** begin **

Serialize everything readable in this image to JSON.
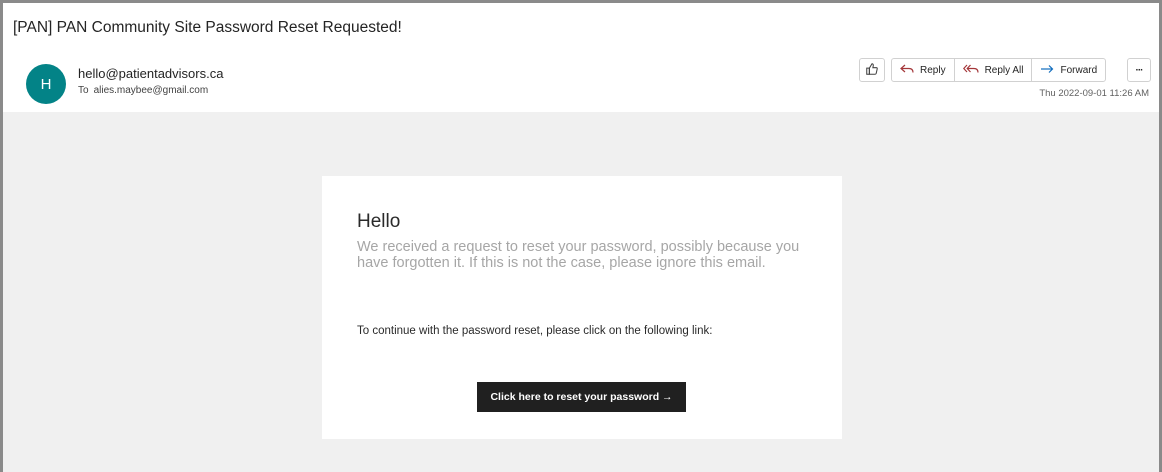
{
  "email": {
    "subject": "[PAN] PAN Community Site Password Reset Requested!",
    "avatar_initial": "H",
    "sender": "hello@patientadvisors.ca",
    "to_label": "To",
    "to_address": "alies.maybee@gmail.com",
    "timestamp": "Thu 2022-09-01 11:26 AM"
  },
  "toolbar": {
    "like_icon": "thumbs-up-icon",
    "reply_label": "Reply",
    "reply_all_label": "Reply All",
    "forward_label": "Forward",
    "more_label": "···",
    "accent_reply": "#a4373a",
    "accent_forward": "#0f6cbd"
  },
  "message": {
    "greeting": "Hello",
    "intro": "We received a request to reset your password, possibly because you have forgotten it. If this is not the case, please ignore this email.",
    "instruction": "To continue with the password reset, please click on the following link:",
    "button_label": "Click here to reset your password →"
  },
  "colors": {
    "avatar_bg": "#038387",
    "button_bg": "#202020",
    "body_bg": "#f0f0f0"
  }
}
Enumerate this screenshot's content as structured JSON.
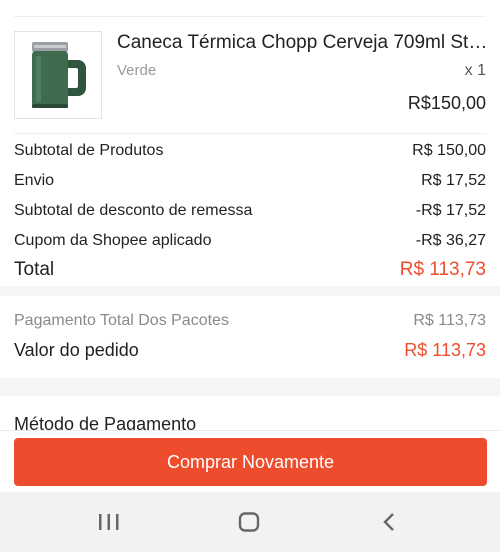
{
  "product": {
    "title": "Caneca Térmica Chopp Cerveja 709ml Stan...",
    "variant": "Verde",
    "quantity": "x 1",
    "price": "R$150,00",
    "thumbnail_icon": "green-thermal-mug"
  },
  "summary": [
    {
      "label": "Subtotal de Produtos",
      "value": "R$ 150,00"
    },
    {
      "label": "Envio",
      "value": "R$ 17,52"
    },
    {
      "label": "Subtotal de desconto de remessa",
      "value": "-R$ 17,52"
    },
    {
      "label": "Cupom da Shopee aplicado",
      "value": "-R$ 36,27"
    }
  ],
  "total": {
    "label": "Total",
    "value": "R$ 113,73"
  },
  "payment": {
    "packages_label": "Pagamento Total Dos Pacotes",
    "packages_value": "R$ 113,73",
    "order_label": "Valor do pedido",
    "order_value": "R$ 113,73"
  },
  "payment_method": {
    "title": "Método de Pagamento"
  },
  "actions": {
    "buy_again": "Comprar Novamente"
  },
  "navbar": {
    "icons": [
      "recent-apps-icon",
      "home-icon",
      "back-icon"
    ]
  },
  "colors": {
    "accent": "#ee4d2d",
    "muted": "#8a8a8a",
    "mug": "#3f6b4f"
  }
}
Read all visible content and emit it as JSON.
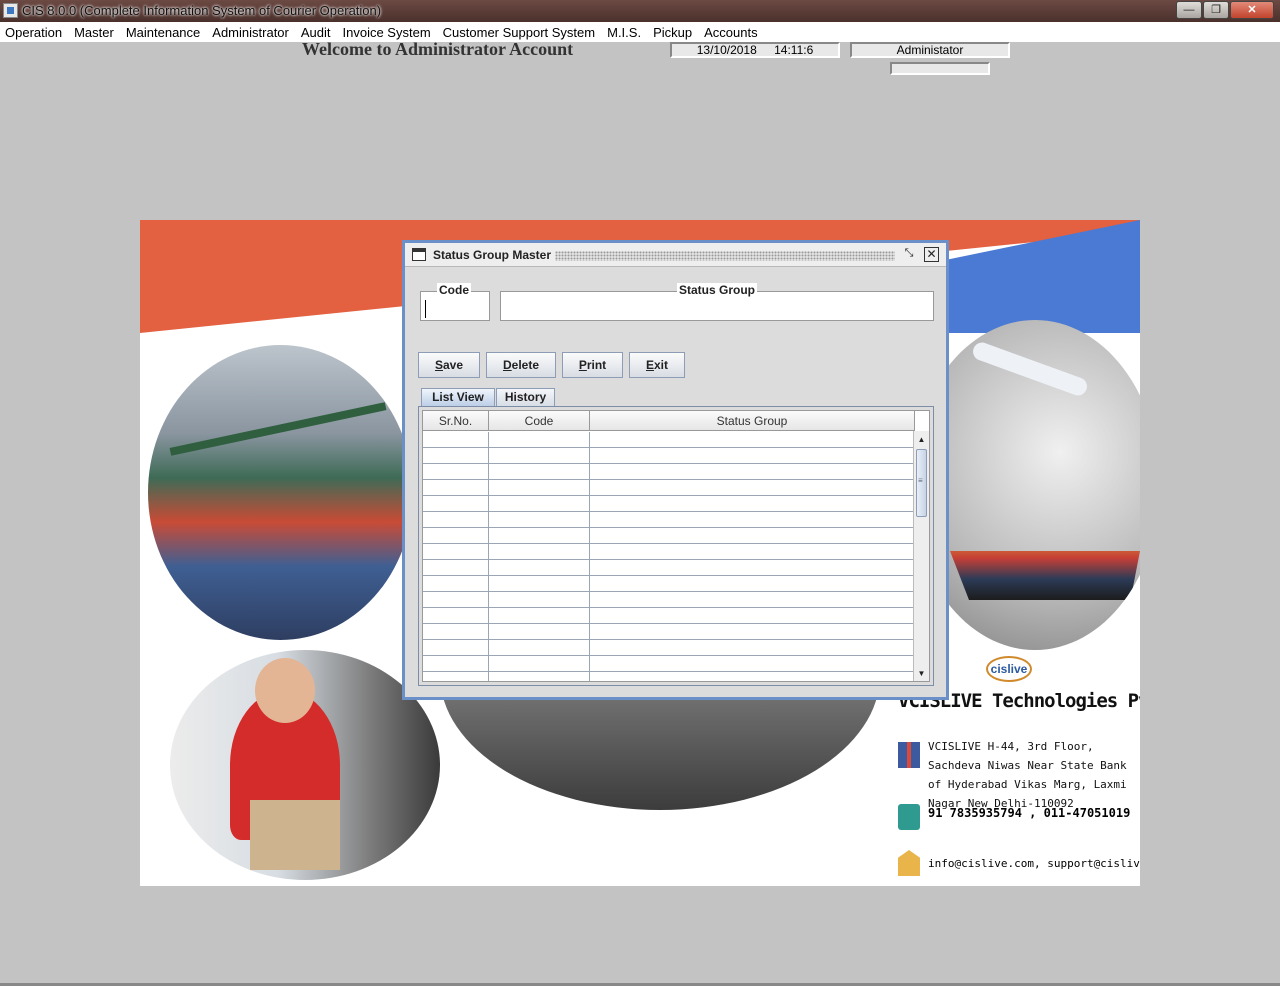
{
  "window": {
    "title": "CIS 8.0.0 (Complete Information System of Courier Operation)",
    "min_label": "—",
    "restore_label": "❐",
    "close_label": "✕"
  },
  "menu": [
    "Operation",
    "Master",
    "Maintenance",
    "Administrator",
    "Audit",
    "Invoice System",
    "Customer Support System",
    "M.I.S.",
    "Pickup",
    "Accounts"
  ],
  "header": {
    "welcome": "Welcome to Administrator Account",
    "date": "13/10/2018",
    "time": "14:11:6",
    "user": "Administator"
  },
  "company": {
    "logo": "cislive",
    "name": "VCISLIVE Technologies Pvt Ltd",
    "address": "VCISLIVE H-44, 3rd Floor, Sachdeva Niwas Near State Bank of Hyderabad Vikas Marg, Laxmi Nagar New Delhi-110092",
    "phone": "91 7835935794 , 011-47051019",
    "email": "info@cislive.com, support@cislive.com"
  },
  "dialog": {
    "title": "Status Group Master",
    "code_label": "Code",
    "code_value": "",
    "group_label": "Status Group",
    "group_value": "",
    "buttons": {
      "save": "Save",
      "delete": "Delete",
      "print": "Print",
      "exit": "Exit"
    },
    "tabs": {
      "list": "List View",
      "history": "History"
    },
    "columns": [
      "Sr.No.",
      "Code",
      "Status Group"
    ],
    "max_label": "⤡",
    "close_label": "✕"
  },
  "colors": {
    "frame_border": "#6b8fc9",
    "title_bar": "#4a302b",
    "banner_red": "#e36040",
    "banner_blue": "#4a7ad4"
  }
}
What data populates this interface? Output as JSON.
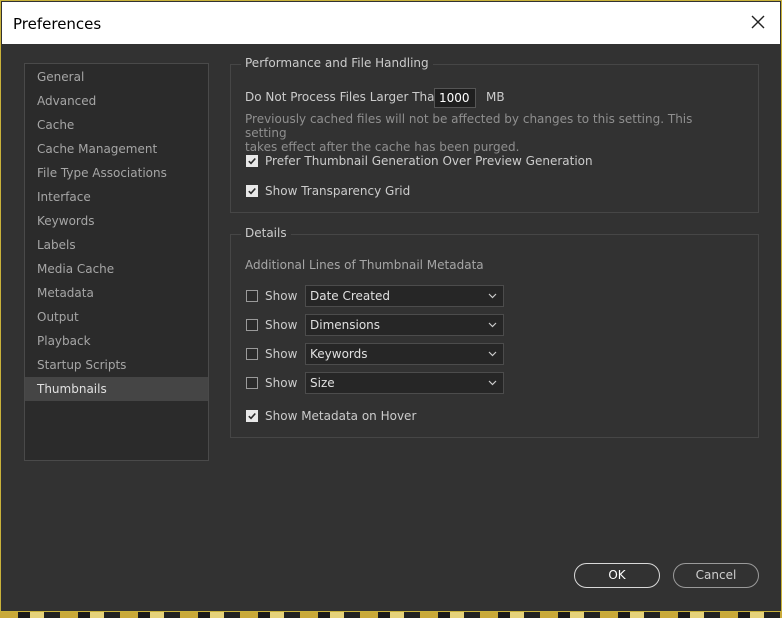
{
  "window": {
    "title": "Preferences"
  },
  "sidebar": {
    "items": [
      {
        "label": "General"
      },
      {
        "label": "Advanced"
      },
      {
        "label": "Cache"
      },
      {
        "label": "Cache Management"
      },
      {
        "label": "File Type Associations"
      },
      {
        "label": "Interface"
      },
      {
        "label": "Keywords"
      },
      {
        "label": "Labels"
      },
      {
        "label": "Media Cache"
      },
      {
        "label": "Metadata"
      },
      {
        "label": "Output"
      },
      {
        "label": "Playback"
      },
      {
        "label": "Startup Scripts"
      },
      {
        "label": "Thumbnails",
        "selected": true
      }
    ]
  },
  "performance": {
    "legend": "Performance and File Handling",
    "max_size_label": "Do Not Process Files Larger Than",
    "max_size_value": "1000",
    "max_size_unit": "MB",
    "hint_line1": "Previously cached files will not be affected by changes to this setting. This setting",
    "hint_line2": "takes effect after the cache has been purged.",
    "prefer_thumbnail_label": "Prefer Thumbnail Generation Over Preview Generation",
    "prefer_thumbnail_checked": true,
    "transparency_grid_label": "Show Transparency Grid",
    "transparency_grid_checked": true
  },
  "details": {
    "legend": "Details",
    "metadata_lines_label": "Additional Lines of Thumbnail Metadata",
    "rows": [
      {
        "show_label": "Show",
        "checked": false,
        "value": "Date Created"
      },
      {
        "show_label": "Show",
        "checked": false,
        "value": "Dimensions"
      },
      {
        "show_label": "Show",
        "checked": false,
        "value": "Keywords"
      },
      {
        "show_label": "Show",
        "checked": false,
        "value": "Size"
      }
    ],
    "hover_label": "Show Metadata on Hover",
    "hover_checked": true
  },
  "buttons": {
    "ok": "OK",
    "cancel": "Cancel"
  },
  "icons": {
    "close": "close-icon",
    "check": "checkmark-icon",
    "dropdown": "chevron-down-icon"
  },
  "colors": {
    "dialog_bg": "#323232",
    "selected_item_bg": "#454545",
    "accent_border": "#c9b23a"
  }
}
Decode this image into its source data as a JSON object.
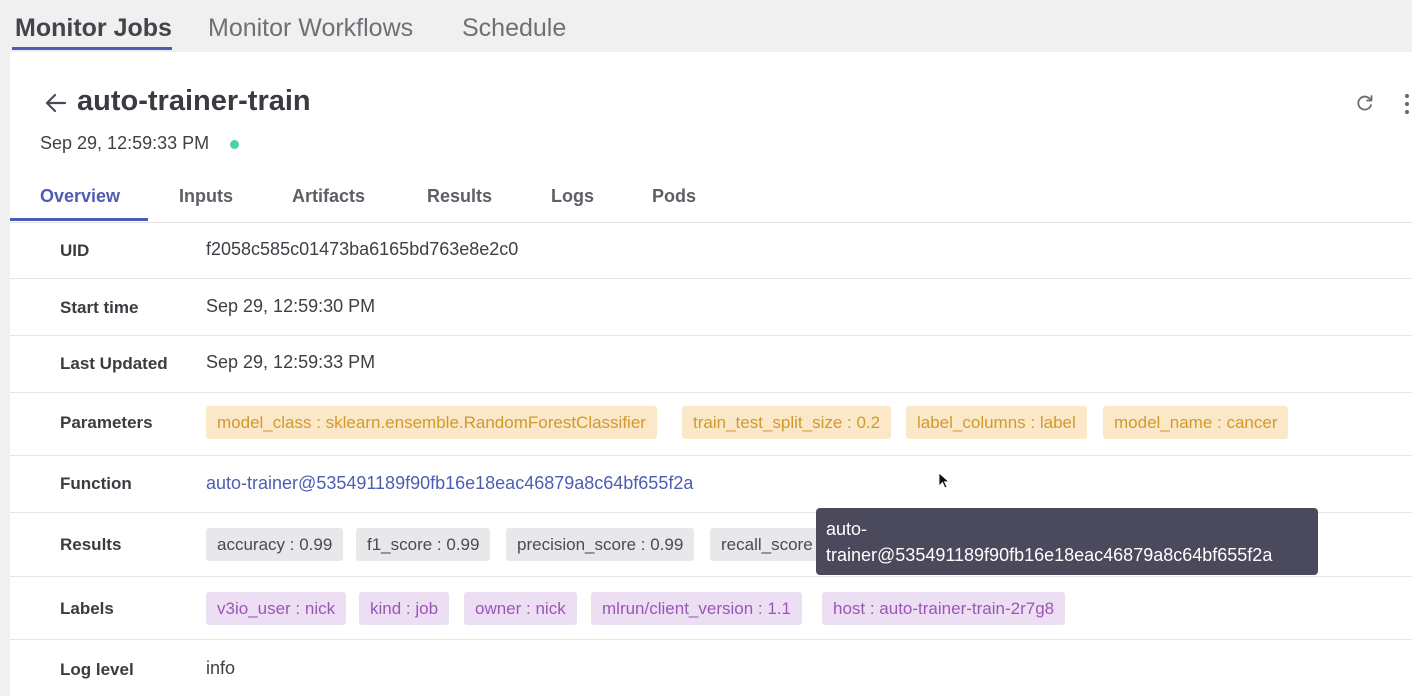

** end **

Your instructions: Reproduce all entries without any change, and omit the pictures.

Response for this exercise:
Serialize everything readable in this image to JSON.
{
  "email": {
    "subject": "[PAN] PAN Community Site Password Reset Requested!",
    "avatar_initial": "H",
    "sender": "hello@patientadvisors.ca",
    "to_label": "To",
    "to_address": "alies.maybee@gmail.com",
    "timestamp": "Thu 2022-09-01 11:26 AM"
  },
  "toolbar": {
    "like_icon": "thumbs-up-icon",
    "reply_label": "Reply",
    "reply_all_label": "Reply All",
    "forward_label": "Forward",
    "more_label": "···",
    "accent_reply": "#a4373a",
    "accent_forward": "#0f6cbd"
  },
  "message": {
    "greeting": "Hello",
    "intro": "We received a request to reset your password, possibly because you have forgotten it. If this is not the case, please ignore this email.",
    "instruction": "To continue with the password reset, please click on the following link:",
    "button_label": "Click here to reset your password →"
  },
  "colors": {
    "avatar_bg": "#038387",
    "button_bg": "#202020",
    "body_bg": "#f0f0f0"
  }
}
Enumerate this screenshot's content as structured JSON.
{
  "product": {
    "title": "Caneca Térmica Chopp Cerveja 709ml Stan...",
    "variant": "Verde",
    "quantity": "x 1",
    "price": "R$150,00",
    "thumbnail_icon": "green-thermal-mug"
  },
  "summary": [
    {
      "label": "Subtotal de Produtos",
      "value": "R$ 150,00"
    },
    {
      "label": "Envio",
      "value": "R$ 17,52"
    },
    {
      "label": "Subtotal de desconto de remessa",
      "value": "-R$ 17,52"
    },
    {
      "label": "Cupom da Shopee aplicado",
      "value": "-R$ 36,27"
    }
  ],
  "total": {
    "label": "Total",
    "value": "R$ 113,73"
  },
  "payment": {
    "packages_label": "Pagamento Total Dos Pacotes",
    "packages_value": "R$ 113,73",
    "order_label": "Valor do pedido",
    "order_value": "R$ 113,73"
  },
  "payment_method": {
    "title": "Método de Pagamento"
  },
  "actions": {
    "buy_again": "Comprar Novamente"
  },
  "navbar": {
    "icons": [
      "recent-apps-icon",
      "home-icon",
      "back-icon"
    ]
  },
  "colors": {
    "accent": "#ee4d2d",
    "muted": "#8a8a8a",
    "mug": "#3f6b4f"
  }
}
Read all visible content and emit it as JSON.
{
  "window": {
    "title": "CIS 8.0.0 (Complete Information System of Courier Operation)",
    "min_label": "—",
    "restore_label": "❐",
    "close_label": "✕"
  },
  "menu": [
    "Operation",
    "Master",
    "Maintenance",
    "Administrator",
    "Audit",
    "Invoice System",
    "Customer Support System",
    "M.I.S.",
    "Pickup",
    "Accounts"
  ],
  "header": {
    "welcome": "Welcome to Administrator Account",
    "date": "13/10/2018",
    "time": "14:11:6",
    "user": "Administator"
  },
  "company": {
    "logo": "cislive",
    "name": "VCISLIVE Technologies Pvt Ltd",
    "address": "VCISLIVE H-44, 3rd Floor, Sachdeva Niwas Near State Bank of Hyderabad Vikas Marg, Laxmi Nagar New Delhi-110092",
    "phone": "91 7835935794 , 011-47051019",
    "email": "info@cislive.com, support@cislive.com"
  },
  "dialog": {
    "title": "Status Group Master",
    "code_label": "Code",
    "code_value": "",
    "group_label": "Status Group",
    "group_value": "",
    "buttons": {
      "save": "Save",
      "delete": "Delete",
      "print": "Print",
      "exit": "Exit"
    },
    "tabs": {
      "list": "List View",
      "history": "History"
    },
    "columns": [
      "Sr.No.",
      "Code",
      "Status Group"
    ],
    "max_label": "⤡",
    "close_label": "✕"
  },
  "colors": {
    "frame_border": "#6b8fc9",
    "title_bar": "#4a302b",
    "banner_red": "#e36040",
    "banner_blue": "#4a7ad4"
  }
}
What data populates this interface? Output as JSON.
{
  "window": {
    "title": "Preferences"
  },
  "sidebar": {
    "items": [
      {
        "label": "General"
      },
      {
        "label": "Advanced"
      },
      {
        "label": "Cache"
      },
      {
        "label": "Cache Management"
      },
      {
        "label": "File Type Associations"
      },
      {
        "label": "Interface"
      },
      {
        "label": "Keywords"
      },
      {
        "label": "Labels"
      },
      {
        "label": "Media Cache"
      },
      {
        "label": "Metadata"
      },
      {
        "label": "Output"
      },
      {
        "label": "Playback"
      },
      {
        "label": "Startup Scripts"
      },
      {
        "label": "Thumbnails",
        "selected": true
      }
    ]
  },
  "performance": {
    "legend": "Performance and File Handling",
    "max_size_label": "Do Not Process Files Larger Than",
    "max_size_value": "1000",
    "max_size_unit": "MB",
    "hint_line1": "Previously cached files will not be affected by changes to this setting. This setting",
    "hint_line2": "takes effect after the cache has been purged.",
    "prefer_thumbnail_label": "Prefer Thumbnail Generation Over Preview Generation",
    "prefer_thumbnail_checked": true,
    "transparency_grid_label": "Show Transparency Grid",
    "transparency_grid_checked": true
  },
  "details": {
    "legend": "Details",
    "metadata_lines_label": "Additional Lines of Thumbnail Metadata",
    "rows": [
      {
        "show_label": "Show",
        "checked": false,
        "value": "Date Created"
      },
      {
        "show_label": "Show",
        "checked": false,
        "value": "Dimensions"
      },
      {
        "show_label": "Show",
        "checked": false,
        "value": "Keywords"
      },
      {
        "show_label": "Show",
        "checked": false,
        "value": "Size"
      }
    ],
    "hover_label": "Show Metadata on Hover",
    "hover_checked": true
  },
  "buttons": {
    "ok": "OK",
    "cancel": "Cancel"
  },
  "icons": {
    "close": "close-icon",
    "check": "checkmark-icon",
    "dropdown": "chevron-down-icon"
  },
  "colors": {
    "dialog_bg": "#323232",
    "selected_item_bg": "#454545",
    "accent_border": "#c9b23a"
  }
}
Decode this image into its source data as a JSON object.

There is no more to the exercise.